- [REQUESTS]
- 1) Repeat the Summer of Love thread from "Sorry, poor parsing" down to "renamed it Tommaso's.", swapping "longtime waiter" for "longtime cook".
- 2) Carry on the Summer of Love thread past its final line.

- [DOCUMENT]
::::

Melanie Wong Aug 11, 2007 11:44 PM

With my telly tuned at the moment to KQED's Monterey Pop: The Summer of Love,
http://www.kqed.org/programs/tv/program-landing.jsp?progID=16776 , I'm wondering how those of you who were here in San Francisco in 1967 would plan to celebrate the 40th anniversary, foodwise?

http://sfgate.com/summeroflove/
http://sfgate.com/cgi-bin/article.cgi?f=/g/a/2007/07/25/cstillwell.DTL
http://en.wikipedia.org/wiki/Summer_of_Love

http://www.2b1records.com/summeroflov...

  1. m
    Moka Aug 13, 2007 03:35 PM

    This isn't about SF, but since you mentioned it, my husband was at the Monterey "Summer of Love" Pop Festival in '67 and still remembers it as one of the highlights of the times -- Hendrix, Janis, The Who, Otis, Eric, Byrds, and on and on... the first of its kind ever. Hope you enjoyed the show.

    After the festival, the group stayed a few days at Deetjen's Big Sur Inn. Deetjen's restaurant had a Cordon Bleu-trained chef at the time, who was famous for their leg of lamb dinners served with lots of Gallo wine. I'm sure there were also plenty of specially-baked brownies!

    Frugal Grandpa Deetjen built a retaining wall behind the Chateau Fiasco room that appropriately enough was built entirely of empty Gallo jugs (Spanada, anyone?), which I believe can still be seen on the hillside there today. We'll be celebrating our version of the 40th anniversary of the Monterey Summer of Love next month on the Monterey Peninsula and with at least one dinner at Deetjen's Big Sur Inn restaurant.

    1. c
      curiousgeo Aug 13, 2007 12:59 PM

      I've been meaning to reply to this thread, glad to see so many replies so far. Sure brings back memories of that time as a teenager visiting San Francisco. I recall going to Spenger's and Lupo's (now Tommaso's). Before heading over to the Fillmore Auditorium, the Spaghetti Factory was a favorite for carbo loading after inhaling some herb. Hey, I was young, it was cheap and within my price range with free second servings. A few years later in college I was able to upgrade to the Green Valley Restaurant in North Beach, a great family style Italian place now long gone. I loved the free house wine that came with every dinner.

      11 Replies
      1. re: curiousgeo
        Melanie Wong Aug 13, 2007 01:07 PM

        Ah, Tommaso's, now that's a good idea!

        Is Sodini's Green Valley the same as the one you remember?

        1. re: Melanie Wong
          w
          wally Aug 13, 2007 01:56 PM

          The Tommaso's in North Beach has been called that for a very long time. Is there another one?

          1. re: wally
            Melanie Wong Aug 13, 2007 01:59 PM

            Sorry, poor parsing on my part. I meant, is Sodini's Green Valley the same as the Green Valley that cg said is gone.

            1. re: wally
              Robert Lauriston Aug 13, 2007 02:00 PM

              Same place. It was Lupo's from 1935 to 1971, when the Cantolupos retired and the place was bought by their longtime waiter Tommy Chin, who renamed it Tommaso's.

              http://tommasosnorthbeach.com/ourrest...

::::

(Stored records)
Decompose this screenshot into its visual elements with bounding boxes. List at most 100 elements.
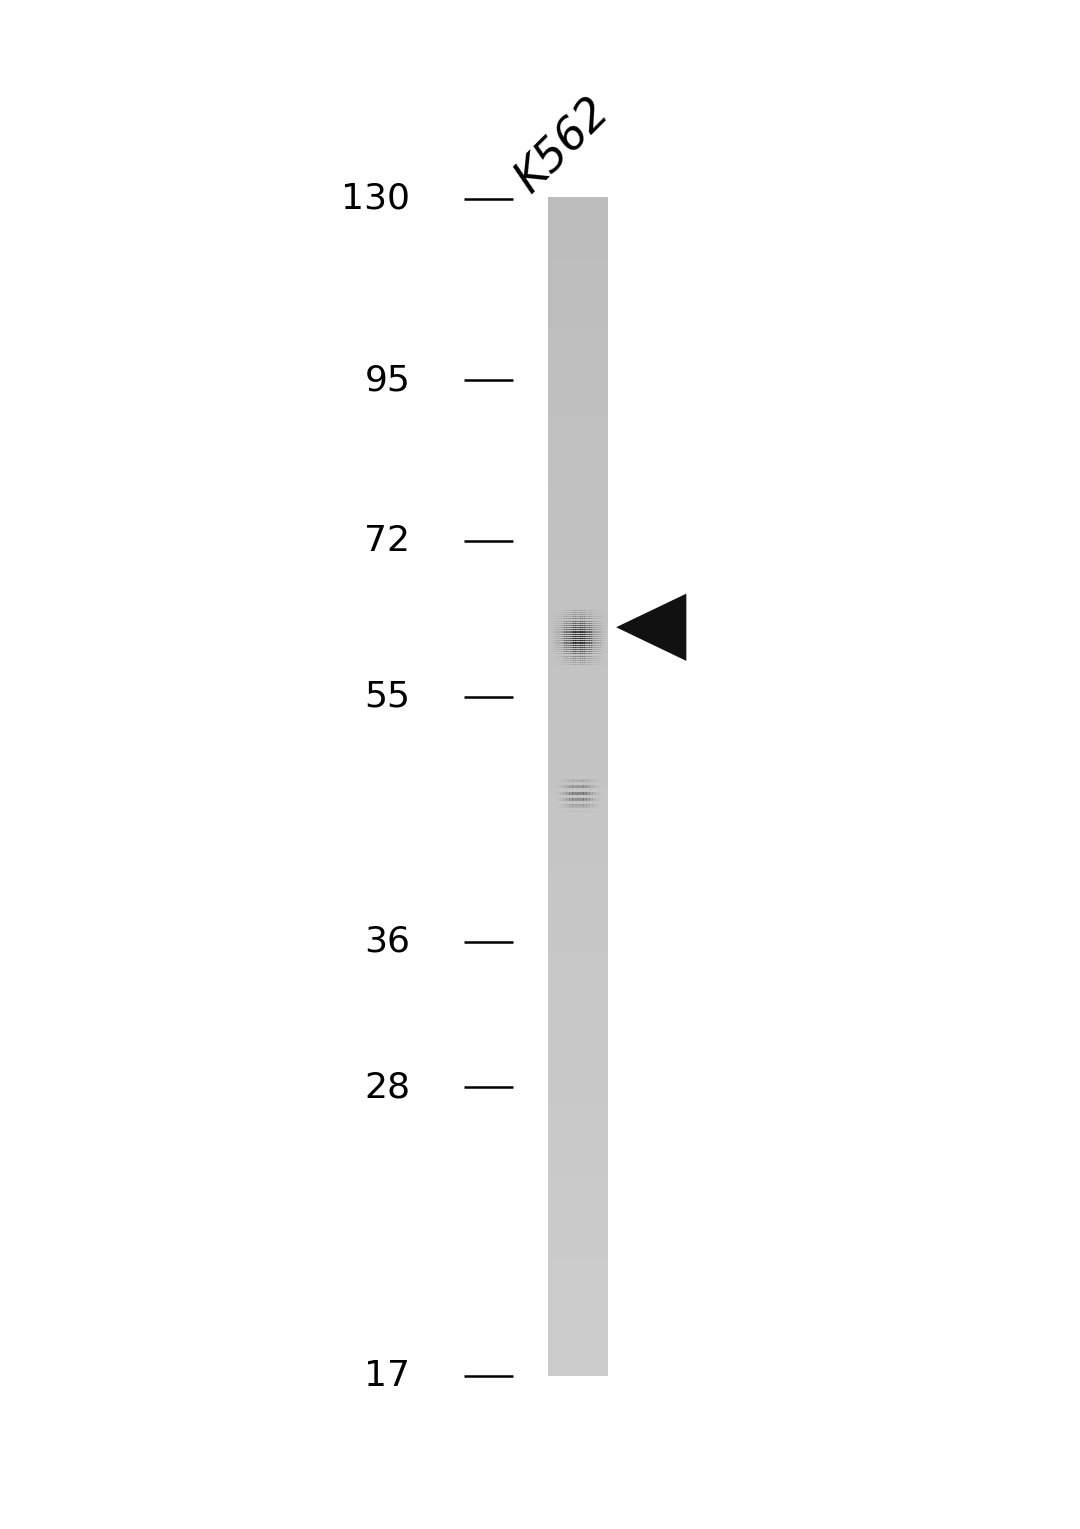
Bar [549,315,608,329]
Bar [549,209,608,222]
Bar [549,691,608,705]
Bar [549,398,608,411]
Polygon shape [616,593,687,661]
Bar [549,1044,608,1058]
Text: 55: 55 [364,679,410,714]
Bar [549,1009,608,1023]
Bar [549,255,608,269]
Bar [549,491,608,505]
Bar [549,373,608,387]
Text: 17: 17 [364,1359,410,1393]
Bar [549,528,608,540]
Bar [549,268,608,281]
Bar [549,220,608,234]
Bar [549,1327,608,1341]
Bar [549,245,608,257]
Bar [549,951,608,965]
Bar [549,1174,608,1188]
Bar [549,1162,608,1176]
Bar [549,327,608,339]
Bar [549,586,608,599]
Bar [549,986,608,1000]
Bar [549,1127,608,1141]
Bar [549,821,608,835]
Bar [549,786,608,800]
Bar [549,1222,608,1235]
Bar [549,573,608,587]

::::

- [WRITTEN RESPONSES]
- 1)
Sorry, poor parsing on my part. I meant, is Sodini's Green Valley the same as the Green Valley that cg said is gone.

            1. re: wally
              Robert Lauriston Aug 13, 2007 02:00 PM

              Same place. It was Lupo's from 1935 to 1971, when the Cantolupos retired and the place was bought by their longtime cook Tommy Chin, who renamed it Tommaso's.

- 2)
              1. re: Robert Lauriston
                w
                wally Aug 13, 2007 02:11 PM

                I ate in a Tommaso's as Tommaso's in July or August of 1964. North Beach. My first anchovy.

                1. re: wally
                  Robert Lauriston Aug 13, 2007 02:17 PM

                  I think you must be misremembering. The 1969 edition of Doris Muscatine's "A Cook's Tour of San Francisco" still has it as Lupo's.

            2. re: Melanie Wong
              rworange Aug 13, 2007 02:05 PM

              Anyone going to Golden Gate Park might consider Gaspare's on Geary for an old-fashioned Italian dinner.

            3. re: curiousgeo
              Robert Lauriston Aug 13, 2007 01:09 PM

              Green Valley's not gone. It's now called Sodini's Green Valley after the new (since 1992) owners.

              http://www.sodinisbertoluccis.com/his...

              1. re: Robert Lauriston
                c
                curiousgeo Aug 13, 2007 01:30 PM

                No kidding? I recall walking by maybe 10 years ago and not seeing it, maybe I just saw the Sodini sign. How's the food these days? I remember a chalkboard listing the main courses served that day, with tureens of minestrone soup, plates of salad, plates of spaghetti, then the main course, washed down with jugs of house red. A blessing for starving college students hitting the town on a Friday or Saturday night.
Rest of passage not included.